_What to work on_:
Check each line of the listing, and copy it if it contains the word "more".

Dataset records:
[BEGIN]
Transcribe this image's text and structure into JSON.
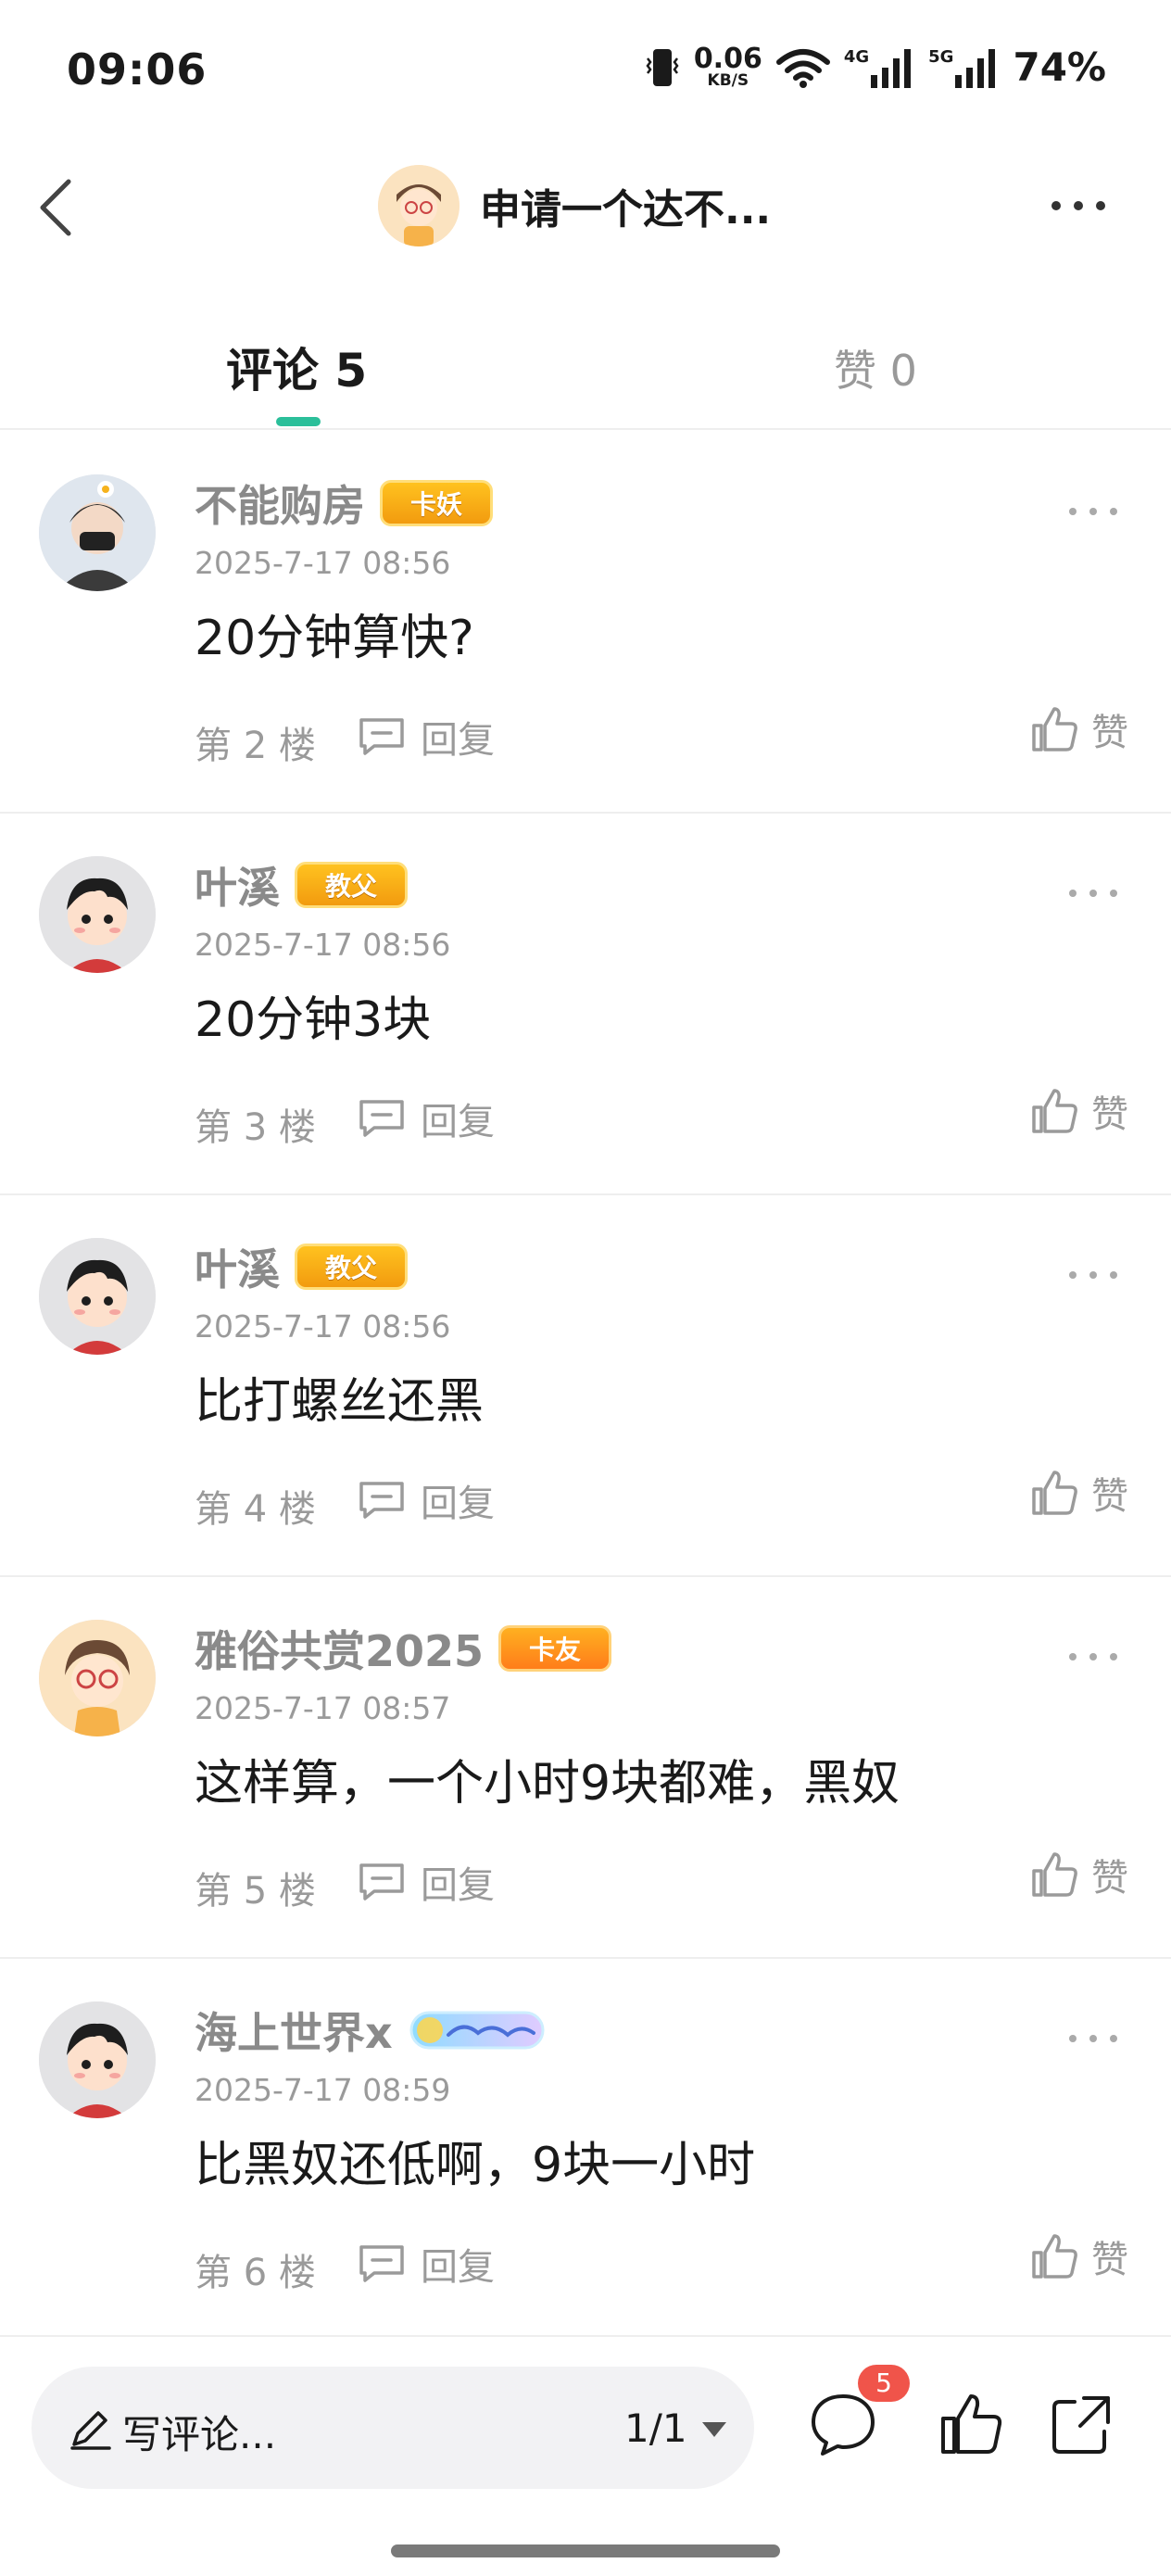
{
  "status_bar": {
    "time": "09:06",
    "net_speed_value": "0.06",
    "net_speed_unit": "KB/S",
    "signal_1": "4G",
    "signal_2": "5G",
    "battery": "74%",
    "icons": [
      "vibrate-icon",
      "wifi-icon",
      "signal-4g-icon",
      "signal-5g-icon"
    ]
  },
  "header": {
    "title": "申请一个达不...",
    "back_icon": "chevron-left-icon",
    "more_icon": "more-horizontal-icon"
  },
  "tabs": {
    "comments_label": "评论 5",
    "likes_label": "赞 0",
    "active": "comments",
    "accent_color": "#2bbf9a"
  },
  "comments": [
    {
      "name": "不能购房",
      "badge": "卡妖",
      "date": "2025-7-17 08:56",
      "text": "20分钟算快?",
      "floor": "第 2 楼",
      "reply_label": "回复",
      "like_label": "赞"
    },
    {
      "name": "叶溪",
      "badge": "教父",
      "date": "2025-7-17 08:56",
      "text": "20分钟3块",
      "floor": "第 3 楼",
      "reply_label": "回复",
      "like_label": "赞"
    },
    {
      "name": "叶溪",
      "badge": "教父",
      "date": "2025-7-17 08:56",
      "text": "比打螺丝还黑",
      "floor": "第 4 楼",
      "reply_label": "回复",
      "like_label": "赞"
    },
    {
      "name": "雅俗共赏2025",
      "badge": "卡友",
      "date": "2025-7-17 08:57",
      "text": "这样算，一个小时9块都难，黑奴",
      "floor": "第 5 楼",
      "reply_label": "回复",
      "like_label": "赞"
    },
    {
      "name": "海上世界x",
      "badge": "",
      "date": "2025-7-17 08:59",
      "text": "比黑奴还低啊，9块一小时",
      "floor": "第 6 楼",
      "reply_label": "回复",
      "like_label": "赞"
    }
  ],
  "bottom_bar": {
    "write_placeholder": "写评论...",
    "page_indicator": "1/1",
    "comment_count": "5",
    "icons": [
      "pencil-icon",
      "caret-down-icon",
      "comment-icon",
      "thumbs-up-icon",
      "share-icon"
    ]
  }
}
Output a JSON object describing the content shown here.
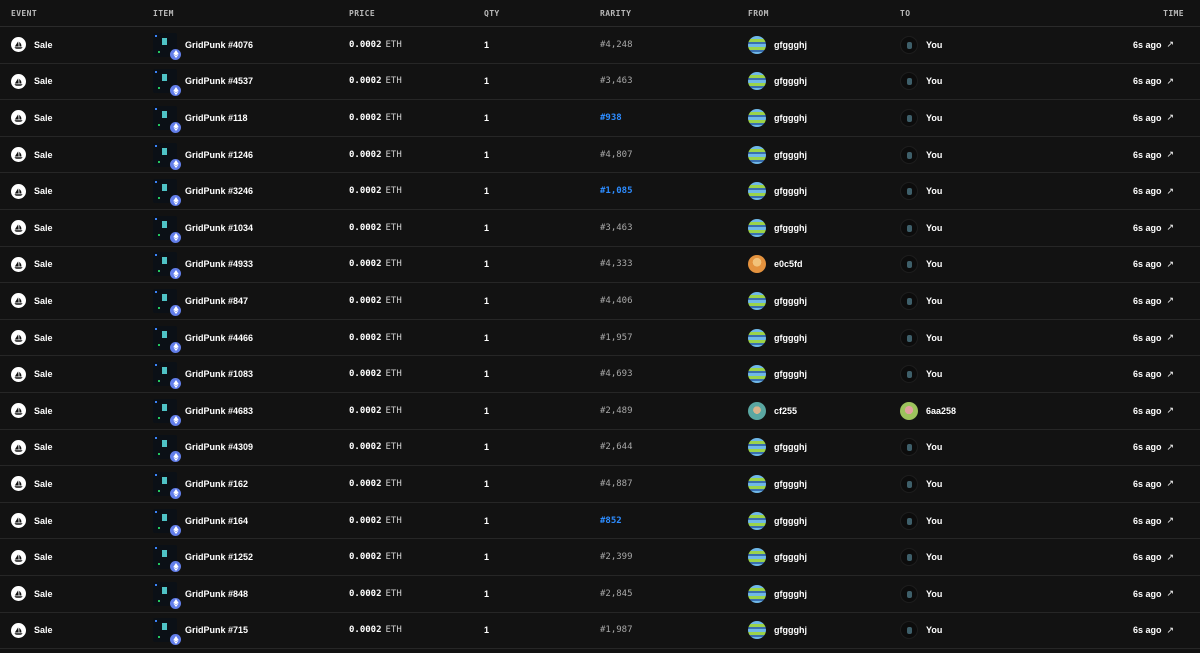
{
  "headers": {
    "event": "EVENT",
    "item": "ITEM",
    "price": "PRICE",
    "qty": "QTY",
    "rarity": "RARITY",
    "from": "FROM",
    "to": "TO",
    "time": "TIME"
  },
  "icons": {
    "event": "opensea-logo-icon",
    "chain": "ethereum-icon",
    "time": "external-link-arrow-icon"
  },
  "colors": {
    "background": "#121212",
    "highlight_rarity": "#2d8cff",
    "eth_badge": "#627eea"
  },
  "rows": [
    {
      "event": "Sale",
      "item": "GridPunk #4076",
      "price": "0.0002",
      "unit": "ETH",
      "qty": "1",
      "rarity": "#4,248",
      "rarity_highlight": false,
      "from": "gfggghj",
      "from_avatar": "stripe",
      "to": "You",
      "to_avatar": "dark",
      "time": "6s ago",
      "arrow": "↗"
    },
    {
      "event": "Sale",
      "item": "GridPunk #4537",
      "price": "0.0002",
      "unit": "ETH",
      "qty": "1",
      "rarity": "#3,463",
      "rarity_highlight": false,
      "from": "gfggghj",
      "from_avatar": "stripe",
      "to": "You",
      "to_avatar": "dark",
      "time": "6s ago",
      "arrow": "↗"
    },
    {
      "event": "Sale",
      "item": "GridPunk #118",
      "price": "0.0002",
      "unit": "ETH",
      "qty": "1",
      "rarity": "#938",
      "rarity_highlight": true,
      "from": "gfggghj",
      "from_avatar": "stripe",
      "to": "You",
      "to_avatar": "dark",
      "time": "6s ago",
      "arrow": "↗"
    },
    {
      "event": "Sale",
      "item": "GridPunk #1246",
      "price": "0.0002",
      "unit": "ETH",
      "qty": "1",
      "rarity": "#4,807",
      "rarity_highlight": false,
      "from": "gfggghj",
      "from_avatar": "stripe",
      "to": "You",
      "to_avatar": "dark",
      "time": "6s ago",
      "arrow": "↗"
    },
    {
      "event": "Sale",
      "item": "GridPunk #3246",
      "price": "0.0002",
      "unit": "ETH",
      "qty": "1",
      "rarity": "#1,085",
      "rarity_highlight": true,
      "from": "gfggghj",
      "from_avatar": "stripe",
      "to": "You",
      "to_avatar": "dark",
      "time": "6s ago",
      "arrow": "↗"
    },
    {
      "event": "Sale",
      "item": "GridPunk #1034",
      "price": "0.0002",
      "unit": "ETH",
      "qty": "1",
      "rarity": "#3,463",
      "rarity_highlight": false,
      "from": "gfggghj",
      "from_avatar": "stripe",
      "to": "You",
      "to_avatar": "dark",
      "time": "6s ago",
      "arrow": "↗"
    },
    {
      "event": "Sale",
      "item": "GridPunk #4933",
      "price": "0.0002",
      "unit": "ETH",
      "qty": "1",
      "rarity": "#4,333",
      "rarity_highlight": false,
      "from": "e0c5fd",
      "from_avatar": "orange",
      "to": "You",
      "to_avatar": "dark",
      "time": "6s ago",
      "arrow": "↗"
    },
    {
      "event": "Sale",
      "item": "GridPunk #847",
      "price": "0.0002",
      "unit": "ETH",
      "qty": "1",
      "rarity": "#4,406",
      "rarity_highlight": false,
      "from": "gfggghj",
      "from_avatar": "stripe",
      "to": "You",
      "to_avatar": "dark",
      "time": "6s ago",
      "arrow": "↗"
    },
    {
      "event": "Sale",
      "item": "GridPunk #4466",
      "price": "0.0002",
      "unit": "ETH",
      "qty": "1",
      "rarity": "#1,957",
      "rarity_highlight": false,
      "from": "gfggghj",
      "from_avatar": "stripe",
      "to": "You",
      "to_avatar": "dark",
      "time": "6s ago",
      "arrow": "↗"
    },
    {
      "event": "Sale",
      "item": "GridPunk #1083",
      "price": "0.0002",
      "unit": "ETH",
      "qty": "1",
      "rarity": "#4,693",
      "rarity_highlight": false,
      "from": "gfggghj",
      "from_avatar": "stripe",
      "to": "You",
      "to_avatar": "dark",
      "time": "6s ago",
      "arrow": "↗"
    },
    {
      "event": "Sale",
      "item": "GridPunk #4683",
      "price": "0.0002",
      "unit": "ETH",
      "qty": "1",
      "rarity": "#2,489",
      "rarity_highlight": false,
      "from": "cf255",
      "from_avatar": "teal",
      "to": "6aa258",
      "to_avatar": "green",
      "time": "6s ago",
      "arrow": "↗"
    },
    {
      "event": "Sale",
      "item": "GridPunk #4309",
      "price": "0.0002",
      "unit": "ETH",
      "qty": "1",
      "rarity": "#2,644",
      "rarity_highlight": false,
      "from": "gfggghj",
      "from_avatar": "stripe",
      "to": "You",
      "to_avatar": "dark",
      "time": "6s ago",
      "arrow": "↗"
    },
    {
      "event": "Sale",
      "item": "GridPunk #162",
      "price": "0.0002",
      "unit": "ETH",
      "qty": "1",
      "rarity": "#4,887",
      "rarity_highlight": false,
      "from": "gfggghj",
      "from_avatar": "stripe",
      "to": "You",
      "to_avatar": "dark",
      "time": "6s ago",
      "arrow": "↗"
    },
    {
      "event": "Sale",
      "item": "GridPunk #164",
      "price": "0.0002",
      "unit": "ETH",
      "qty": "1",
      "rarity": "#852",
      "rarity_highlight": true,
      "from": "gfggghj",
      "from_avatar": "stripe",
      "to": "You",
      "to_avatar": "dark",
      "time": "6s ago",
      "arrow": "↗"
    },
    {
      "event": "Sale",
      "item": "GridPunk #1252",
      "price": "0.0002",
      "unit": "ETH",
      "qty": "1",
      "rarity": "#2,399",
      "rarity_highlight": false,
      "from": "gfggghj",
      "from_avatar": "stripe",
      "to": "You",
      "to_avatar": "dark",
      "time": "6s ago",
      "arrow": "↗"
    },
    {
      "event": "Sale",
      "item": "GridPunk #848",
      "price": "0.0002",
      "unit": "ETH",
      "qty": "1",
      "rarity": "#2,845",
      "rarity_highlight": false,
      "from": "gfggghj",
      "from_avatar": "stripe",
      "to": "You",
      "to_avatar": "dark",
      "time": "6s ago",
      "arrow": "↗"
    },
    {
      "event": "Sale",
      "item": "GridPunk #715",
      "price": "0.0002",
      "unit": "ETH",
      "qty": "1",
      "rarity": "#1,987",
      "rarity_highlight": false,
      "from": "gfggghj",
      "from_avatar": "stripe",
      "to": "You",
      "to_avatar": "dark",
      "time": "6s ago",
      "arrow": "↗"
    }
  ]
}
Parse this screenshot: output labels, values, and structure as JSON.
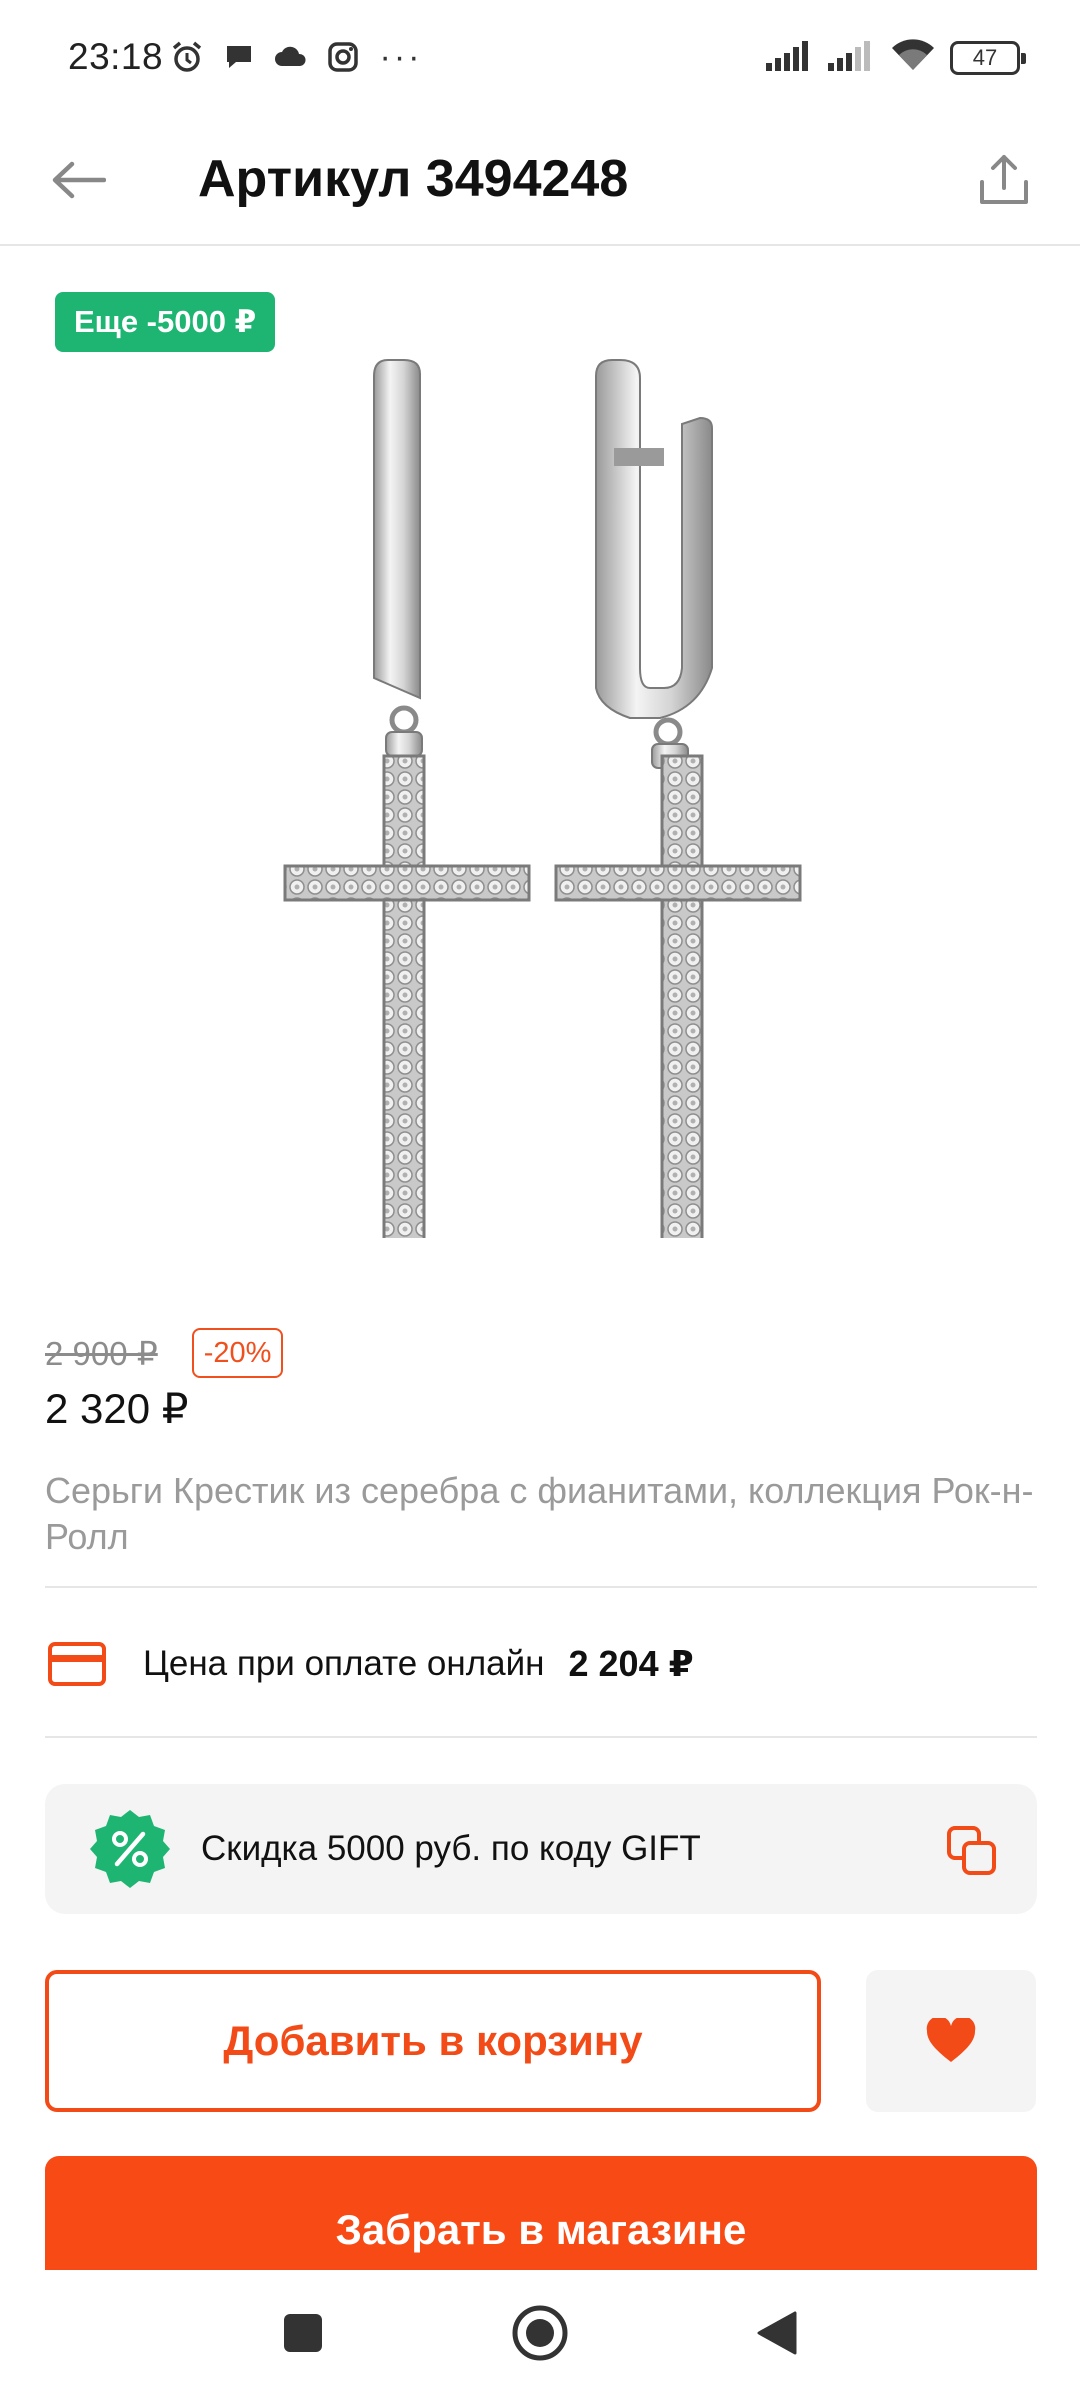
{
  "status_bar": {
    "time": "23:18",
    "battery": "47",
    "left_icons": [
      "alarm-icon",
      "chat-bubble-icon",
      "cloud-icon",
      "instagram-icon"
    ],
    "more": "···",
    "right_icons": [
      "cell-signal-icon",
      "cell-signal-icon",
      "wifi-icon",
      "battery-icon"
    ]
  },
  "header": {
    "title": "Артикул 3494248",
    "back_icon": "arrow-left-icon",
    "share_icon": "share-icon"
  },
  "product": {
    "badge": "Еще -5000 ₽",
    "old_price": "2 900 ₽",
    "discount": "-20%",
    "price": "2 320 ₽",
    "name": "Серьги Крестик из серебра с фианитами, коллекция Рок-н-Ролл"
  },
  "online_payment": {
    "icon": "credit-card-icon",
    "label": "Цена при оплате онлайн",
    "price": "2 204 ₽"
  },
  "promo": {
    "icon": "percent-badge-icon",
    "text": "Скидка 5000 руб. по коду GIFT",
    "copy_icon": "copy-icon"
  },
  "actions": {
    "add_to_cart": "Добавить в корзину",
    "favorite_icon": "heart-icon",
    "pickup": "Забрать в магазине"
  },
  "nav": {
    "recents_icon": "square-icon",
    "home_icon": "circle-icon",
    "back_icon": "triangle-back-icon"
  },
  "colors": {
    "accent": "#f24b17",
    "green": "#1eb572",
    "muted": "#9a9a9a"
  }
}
[END]
_In response_:
    "more_icon": "more-horizontal-icon"
    "more": "···",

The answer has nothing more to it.